══ Items
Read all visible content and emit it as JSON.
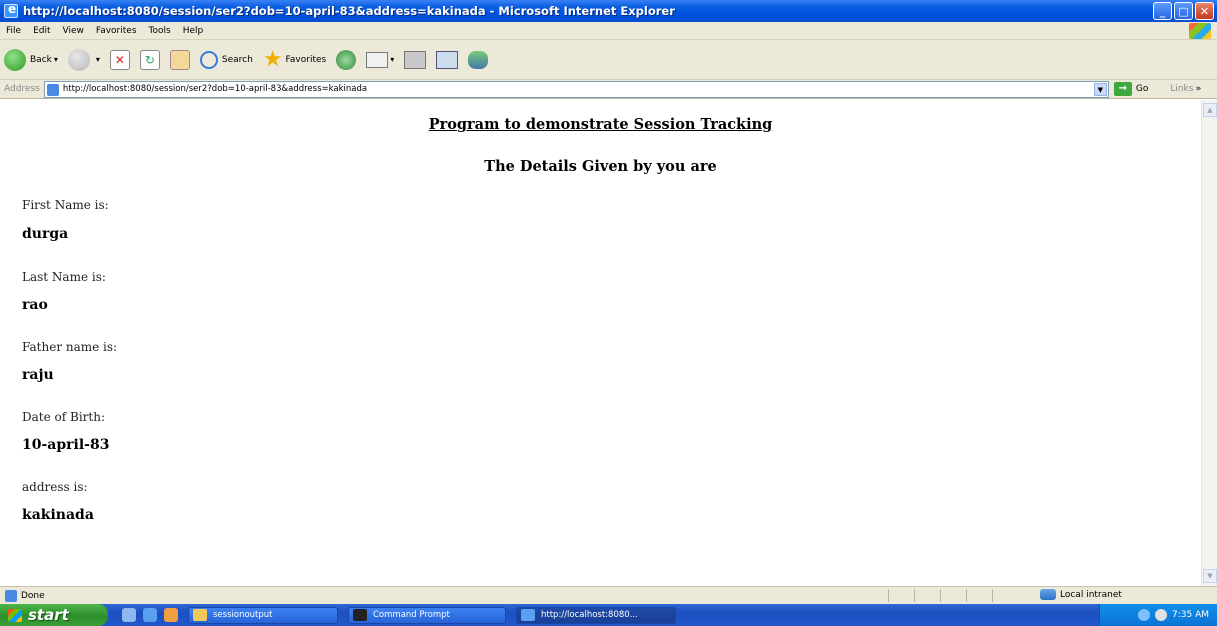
{
  "window": {
    "title": "http://localhost:8080/session/ser2?dob=10-april-83&address=kakinada - Microsoft Internet Explorer",
    "min_label": "_",
    "max_label": "□",
    "close_label": "✕"
  },
  "menu": [
    "File",
    "Edit",
    "View",
    "Favorites",
    "Tools",
    "Help"
  ],
  "toolbar": {
    "back_label": "Back",
    "search_label": "Search",
    "favorites_label": "Favorites"
  },
  "addressbar": {
    "label": "Address",
    "url": "http://localhost:8080/session/ser2?dob=10-april-83&address=kakinada",
    "go_label": "Go",
    "links_label": "Links",
    "links_chevron": "»"
  },
  "page": {
    "heading": "Program to demonstrate Session Tracking",
    "subheading": "The Details Given by you are",
    "fields": [
      {
        "label": "First Name is:",
        "value": "durga"
      },
      {
        "label": "Last Name is:",
        "value": "rao"
      },
      {
        "label": "Father name is:",
        "value": "raju"
      },
      {
        "label": "Date of Birth:",
        "value": "10-april-83"
      },
      {
        "label": "address is:",
        "value": "kakinada"
      }
    ]
  },
  "statusbar": {
    "status": "Done",
    "zone": "Local intranet"
  },
  "taskbar": {
    "start_label": "start",
    "tasks": [
      {
        "label": "sessionoutput"
      },
      {
        "label": "Command Prompt"
      },
      {
        "label": "http://localhost:8080..."
      }
    ],
    "clock": "7:35 AM"
  },
  "colors": {
    "titlebar": "#0053e1",
    "chrome": "#ece9d8",
    "taskbar": "#2458cb",
    "start": "#3aa036"
  }
}
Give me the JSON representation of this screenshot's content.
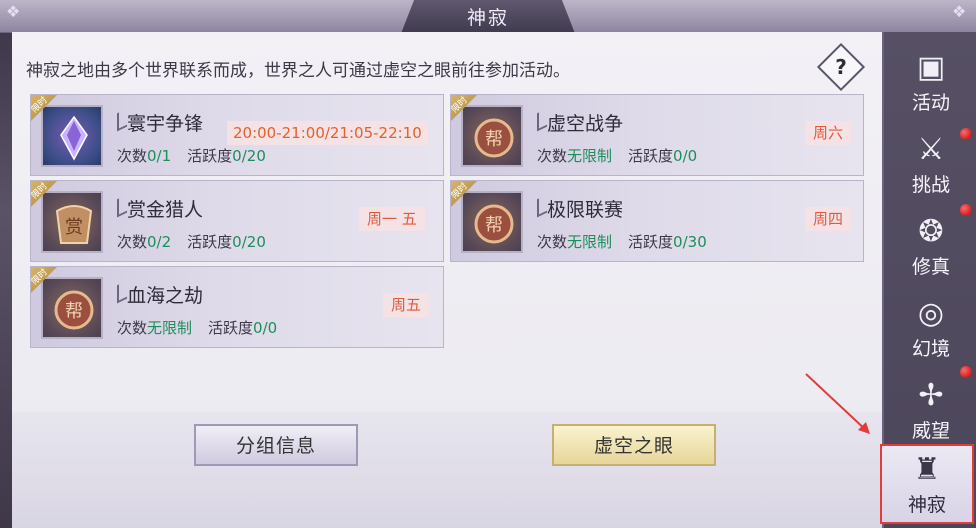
{
  "window": {
    "title": "神寂"
  },
  "description": "神寂之地由多个世界联系而成，世界之人可通过虚空之眼前往参加活动。",
  "help_label": "?",
  "limited_tag": "限时",
  "activities": [
    {
      "name": "寰宇争锋",
      "icon": "crystal-icon",
      "limited": true,
      "time": "20:00-21:00/21:05-22:10",
      "count_label": "次数",
      "count_value": "0/1",
      "activity_label": "活跃度",
      "activity_value": "0/20"
    },
    {
      "name": "虚空战争",
      "icon": "bang-emblem-icon",
      "limited": true,
      "day": "周六",
      "count_label": "次数",
      "count_value": "无限制",
      "activity_label": "活跃度",
      "activity_value": "0/0"
    },
    {
      "name": "赏金猎人",
      "icon": "bounty-emblem-icon",
      "limited": true,
      "day": "周一 五",
      "count_label": "次数",
      "count_value": "0/2",
      "activity_label": "活跃度",
      "activity_value": "0/20"
    },
    {
      "name": "极限联赛",
      "icon": "bang-emblem-icon",
      "limited": true,
      "day": "周四",
      "count_label": "次数",
      "count_value": "无限制",
      "activity_label": "活跃度",
      "activity_value": "0/30"
    },
    {
      "name": "血海之劫",
      "icon": "bang-emblem-icon",
      "limited": true,
      "day": "周五",
      "count_label": "次数",
      "count_value": "无限制",
      "activity_label": "活跃度",
      "activity_value": "0/0"
    }
  ],
  "buttons": {
    "group_info": "分组信息",
    "void_eye": "虚空之眼"
  },
  "sidebar": {
    "items": [
      {
        "label": "活动",
        "icon": "activity-icon",
        "dot": false
      },
      {
        "label": "挑战",
        "icon": "challenge-icon",
        "dot": true
      },
      {
        "label": "修真",
        "icon": "cultivation-icon",
        "dot": true
      },
      {
        "label": "幻境",
        "icon": "illusion-icon",
        "dot": true
      },
      {
        "label": "威望",
        "icon": "prestige-icon",
        "dot": false
      },
      {
        "label": "神寂",
        "icon": "shenji-icon",
        "dot": false,
        "selected": true
      }
    ]
  },
  "colors": {
    "time_text": "#e1612f",
    "day_text": "#e15a3e",
    "unlimited_text": "#1e8d5b",
    "selected_outline": "#e43b3b"
  }
}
════
[What the task asks]: Go over the records above and tally each line that includes "localhost". Give the total by itself.

[Correct result]: 3